▶ WHAT NEEDS TO BE DONE: Gather up the lines with the word "adalah" in them.

▶ MATERIAL FOR THE TASK:
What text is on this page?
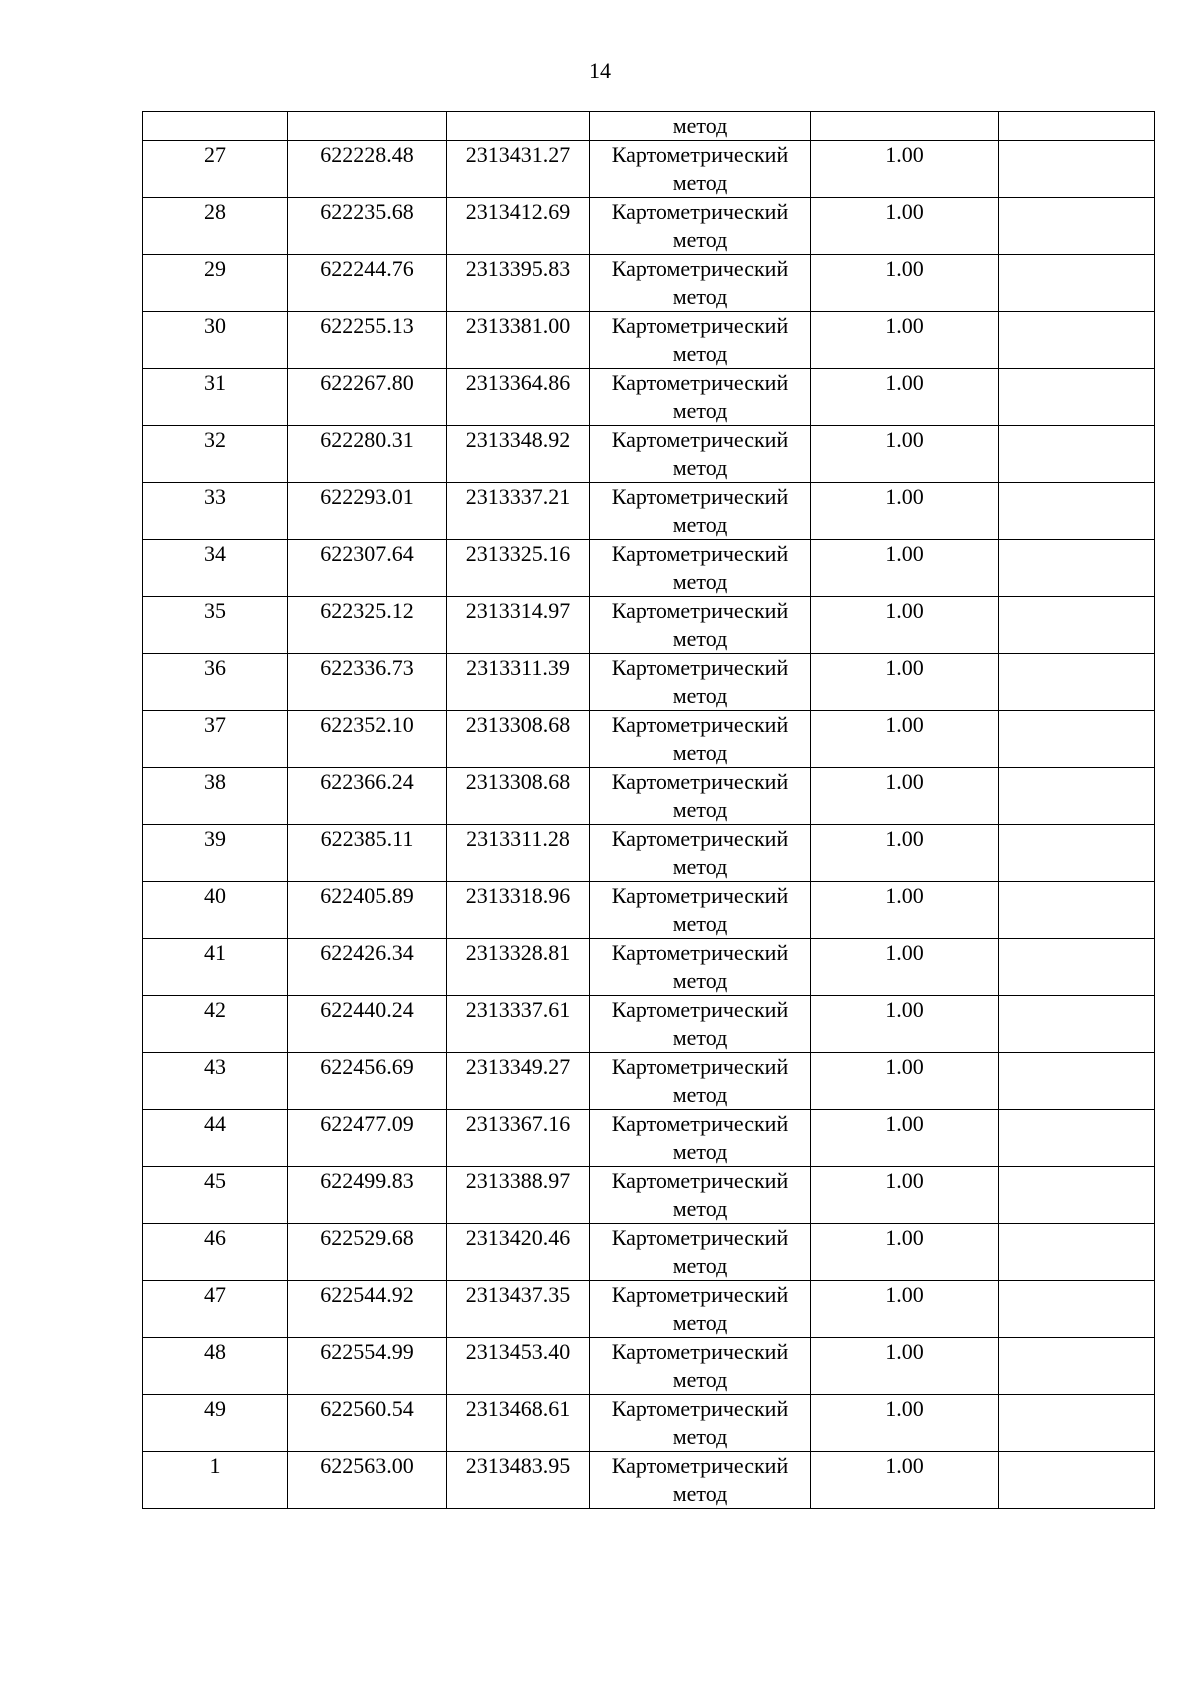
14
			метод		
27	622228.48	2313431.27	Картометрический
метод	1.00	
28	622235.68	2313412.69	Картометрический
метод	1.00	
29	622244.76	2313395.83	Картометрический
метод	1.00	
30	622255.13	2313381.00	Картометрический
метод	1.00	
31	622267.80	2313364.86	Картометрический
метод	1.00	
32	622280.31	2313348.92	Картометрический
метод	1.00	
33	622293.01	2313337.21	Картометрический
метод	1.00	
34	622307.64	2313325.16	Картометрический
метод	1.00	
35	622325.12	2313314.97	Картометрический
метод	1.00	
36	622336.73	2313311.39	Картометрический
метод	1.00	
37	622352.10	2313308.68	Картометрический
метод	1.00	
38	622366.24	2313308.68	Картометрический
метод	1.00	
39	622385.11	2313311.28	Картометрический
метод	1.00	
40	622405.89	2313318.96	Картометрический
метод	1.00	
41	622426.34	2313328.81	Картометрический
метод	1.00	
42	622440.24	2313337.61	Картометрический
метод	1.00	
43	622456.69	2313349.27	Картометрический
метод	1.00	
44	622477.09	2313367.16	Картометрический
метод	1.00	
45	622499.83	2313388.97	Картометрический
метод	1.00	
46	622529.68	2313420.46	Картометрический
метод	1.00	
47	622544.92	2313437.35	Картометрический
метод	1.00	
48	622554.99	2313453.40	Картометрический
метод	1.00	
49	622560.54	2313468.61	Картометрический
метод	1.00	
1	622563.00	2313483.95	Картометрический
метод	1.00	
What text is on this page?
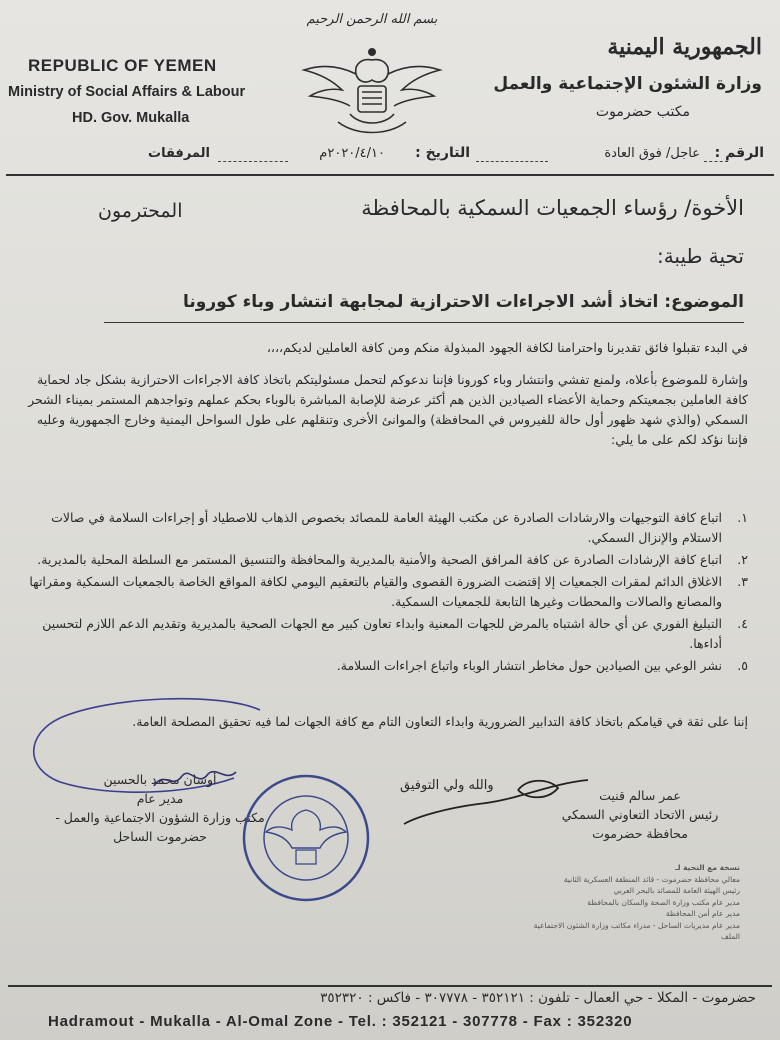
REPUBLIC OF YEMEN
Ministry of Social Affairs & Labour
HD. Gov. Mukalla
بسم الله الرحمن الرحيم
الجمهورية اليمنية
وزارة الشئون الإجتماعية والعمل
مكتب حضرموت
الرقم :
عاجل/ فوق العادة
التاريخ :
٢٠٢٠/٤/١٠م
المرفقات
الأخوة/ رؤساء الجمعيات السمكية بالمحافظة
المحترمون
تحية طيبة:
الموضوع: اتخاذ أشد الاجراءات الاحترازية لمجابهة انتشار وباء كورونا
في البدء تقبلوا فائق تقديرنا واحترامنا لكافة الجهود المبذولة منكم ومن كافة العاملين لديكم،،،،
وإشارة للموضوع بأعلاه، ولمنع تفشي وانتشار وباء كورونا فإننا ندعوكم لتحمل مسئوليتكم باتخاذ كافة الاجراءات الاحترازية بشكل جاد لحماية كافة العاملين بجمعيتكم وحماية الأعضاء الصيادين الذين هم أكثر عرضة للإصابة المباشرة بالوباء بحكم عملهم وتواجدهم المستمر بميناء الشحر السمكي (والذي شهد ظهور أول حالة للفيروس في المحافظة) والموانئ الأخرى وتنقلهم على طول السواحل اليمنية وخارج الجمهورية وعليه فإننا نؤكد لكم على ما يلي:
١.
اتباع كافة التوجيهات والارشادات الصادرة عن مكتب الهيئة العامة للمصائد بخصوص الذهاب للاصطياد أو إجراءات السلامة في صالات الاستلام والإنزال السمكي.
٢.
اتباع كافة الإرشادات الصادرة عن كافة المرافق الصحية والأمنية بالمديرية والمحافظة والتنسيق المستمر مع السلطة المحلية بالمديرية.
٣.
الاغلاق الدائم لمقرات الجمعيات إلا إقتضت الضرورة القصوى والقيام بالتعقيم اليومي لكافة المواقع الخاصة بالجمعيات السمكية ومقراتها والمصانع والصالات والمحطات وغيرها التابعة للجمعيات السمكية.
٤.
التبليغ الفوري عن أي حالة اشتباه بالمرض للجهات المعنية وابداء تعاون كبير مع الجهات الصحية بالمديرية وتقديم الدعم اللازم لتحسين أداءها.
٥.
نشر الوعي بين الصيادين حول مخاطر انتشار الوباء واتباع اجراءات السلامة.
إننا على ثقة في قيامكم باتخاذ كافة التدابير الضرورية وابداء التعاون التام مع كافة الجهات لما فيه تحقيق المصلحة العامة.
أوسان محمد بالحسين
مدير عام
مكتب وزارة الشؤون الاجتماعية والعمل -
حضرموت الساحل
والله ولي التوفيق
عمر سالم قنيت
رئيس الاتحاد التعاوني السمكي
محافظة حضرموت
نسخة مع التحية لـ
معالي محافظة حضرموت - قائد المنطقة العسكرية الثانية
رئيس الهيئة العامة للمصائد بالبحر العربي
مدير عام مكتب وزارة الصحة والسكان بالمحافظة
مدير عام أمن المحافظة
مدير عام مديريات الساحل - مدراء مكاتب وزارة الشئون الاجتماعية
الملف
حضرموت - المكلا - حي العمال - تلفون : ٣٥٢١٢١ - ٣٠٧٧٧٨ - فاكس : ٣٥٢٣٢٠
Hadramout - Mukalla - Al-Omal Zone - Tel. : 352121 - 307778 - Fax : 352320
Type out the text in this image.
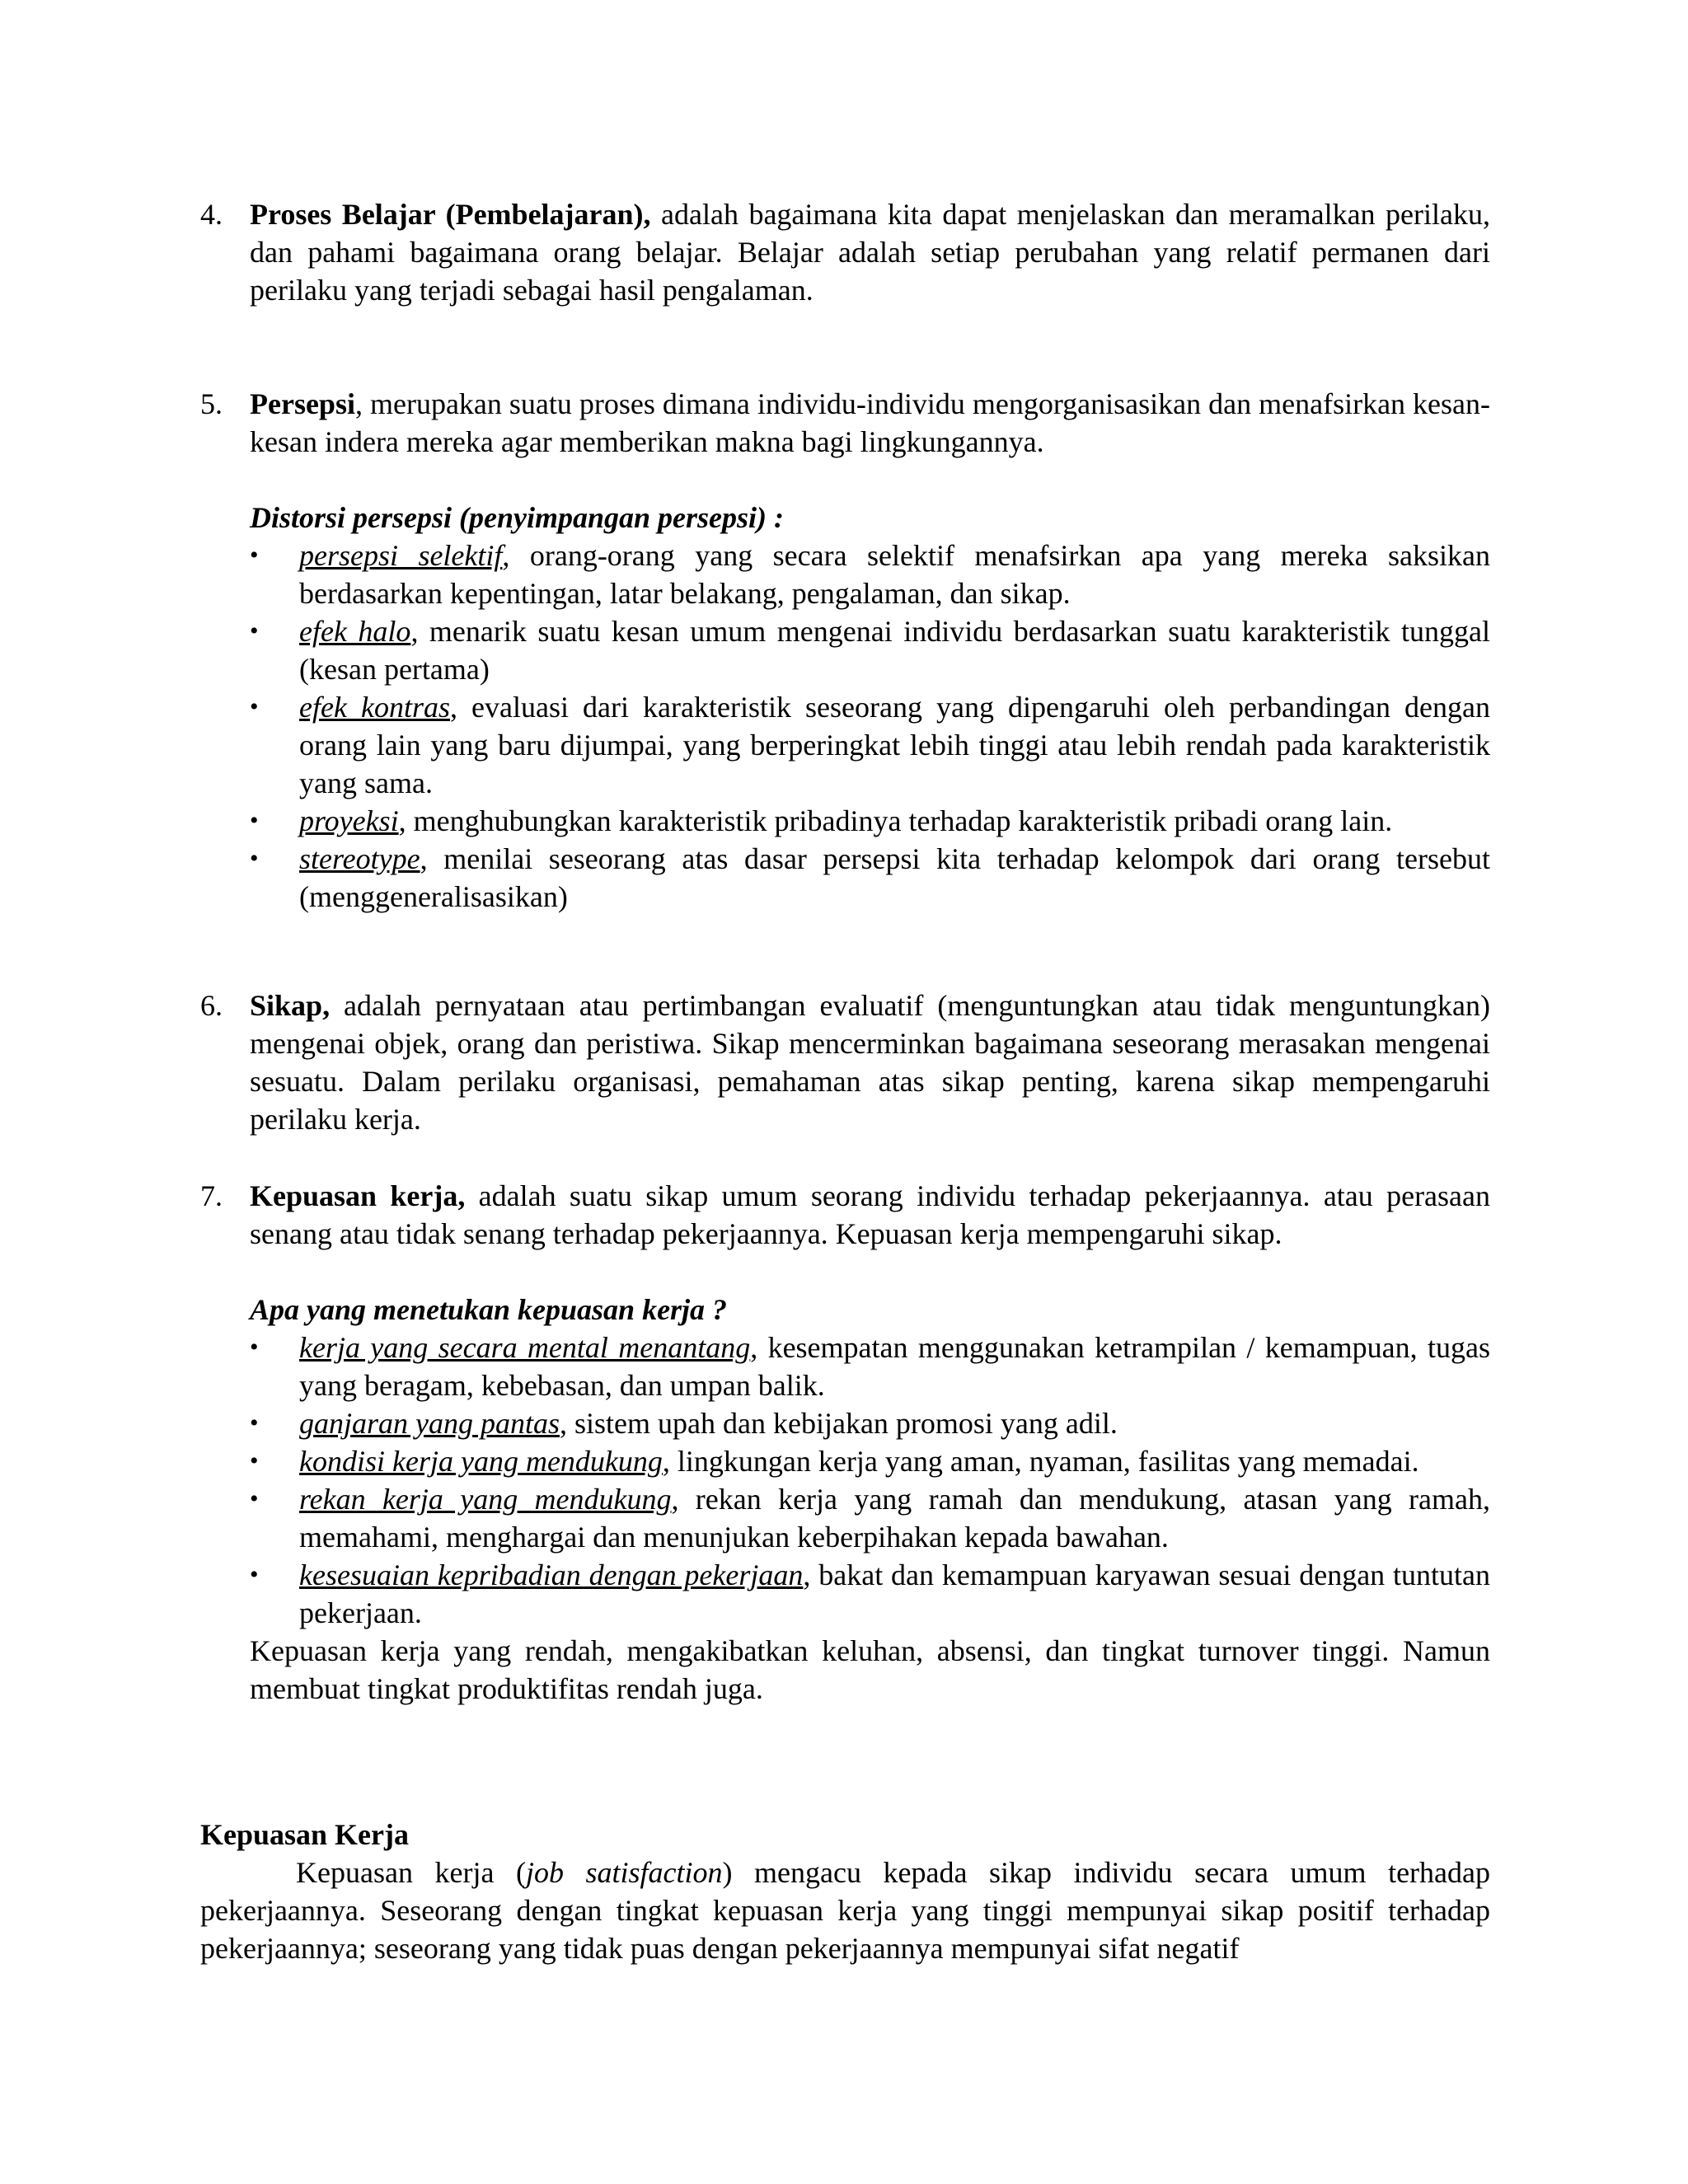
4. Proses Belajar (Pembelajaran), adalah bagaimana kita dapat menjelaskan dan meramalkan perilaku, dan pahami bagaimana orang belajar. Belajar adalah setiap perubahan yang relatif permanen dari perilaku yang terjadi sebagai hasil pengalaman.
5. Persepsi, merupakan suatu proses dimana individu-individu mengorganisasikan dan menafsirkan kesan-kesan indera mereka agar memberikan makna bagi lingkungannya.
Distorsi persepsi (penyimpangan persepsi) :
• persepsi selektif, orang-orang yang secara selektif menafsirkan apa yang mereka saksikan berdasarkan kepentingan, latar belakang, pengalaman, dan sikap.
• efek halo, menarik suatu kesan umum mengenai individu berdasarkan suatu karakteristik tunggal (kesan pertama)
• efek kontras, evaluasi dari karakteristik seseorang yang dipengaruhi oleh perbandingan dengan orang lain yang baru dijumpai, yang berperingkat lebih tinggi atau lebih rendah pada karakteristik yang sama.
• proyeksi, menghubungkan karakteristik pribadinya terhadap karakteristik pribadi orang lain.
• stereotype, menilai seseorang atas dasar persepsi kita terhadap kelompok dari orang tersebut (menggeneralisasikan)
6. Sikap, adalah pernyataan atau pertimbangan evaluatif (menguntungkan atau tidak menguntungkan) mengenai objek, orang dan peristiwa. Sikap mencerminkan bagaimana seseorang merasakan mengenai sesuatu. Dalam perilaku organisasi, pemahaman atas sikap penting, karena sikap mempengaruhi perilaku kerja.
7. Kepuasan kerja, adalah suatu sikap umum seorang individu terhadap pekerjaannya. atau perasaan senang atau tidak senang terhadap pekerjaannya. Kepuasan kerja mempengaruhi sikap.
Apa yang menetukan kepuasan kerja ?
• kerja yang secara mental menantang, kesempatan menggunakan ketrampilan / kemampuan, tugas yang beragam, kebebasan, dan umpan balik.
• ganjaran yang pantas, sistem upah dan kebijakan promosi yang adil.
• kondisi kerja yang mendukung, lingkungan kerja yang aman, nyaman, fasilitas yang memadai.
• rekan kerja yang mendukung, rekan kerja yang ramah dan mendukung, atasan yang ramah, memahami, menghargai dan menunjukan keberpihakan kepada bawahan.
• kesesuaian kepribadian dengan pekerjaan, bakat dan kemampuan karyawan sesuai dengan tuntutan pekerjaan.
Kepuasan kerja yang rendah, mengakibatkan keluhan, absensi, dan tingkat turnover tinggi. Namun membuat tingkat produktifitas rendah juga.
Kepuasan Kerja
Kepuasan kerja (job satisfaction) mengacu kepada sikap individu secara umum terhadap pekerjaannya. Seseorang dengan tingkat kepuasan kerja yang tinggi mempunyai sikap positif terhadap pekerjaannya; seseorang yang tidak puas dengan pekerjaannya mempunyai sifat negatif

▶ WRITTEN ANSWER:
4. Proses Belajar (Pembelajaran), adalah bagaimana kita dapat menjelaskan dan meramalkan perilaku, dan pahami bagaimana orang belajar. Belajar adalah setiap perubahan yang relatif permanen dari perilaku yang terjadi sebagai hasil pengalaman.
6. Sikap, adalah pernyataan atau pertimbangan evaluatif (menguntungkan atau tidak menguntungkan) mengenai objek, orang dan peristiwa. Sikap mencerminkan bagaimana seseorang merasakan mengenai sesuatu. Dalam perilaku organisasi, pemahaman atas sikap penting, karena sikap mempengaruhi perilaku kerja.
7. Kepuasan kerja, adalah suatu sikap umum seorang individu terhadap pekerjaannya. atau perasaan senang atau tidak senang terhadap pekerjaannya. Kepuasan kerja mempengaruhi sikap.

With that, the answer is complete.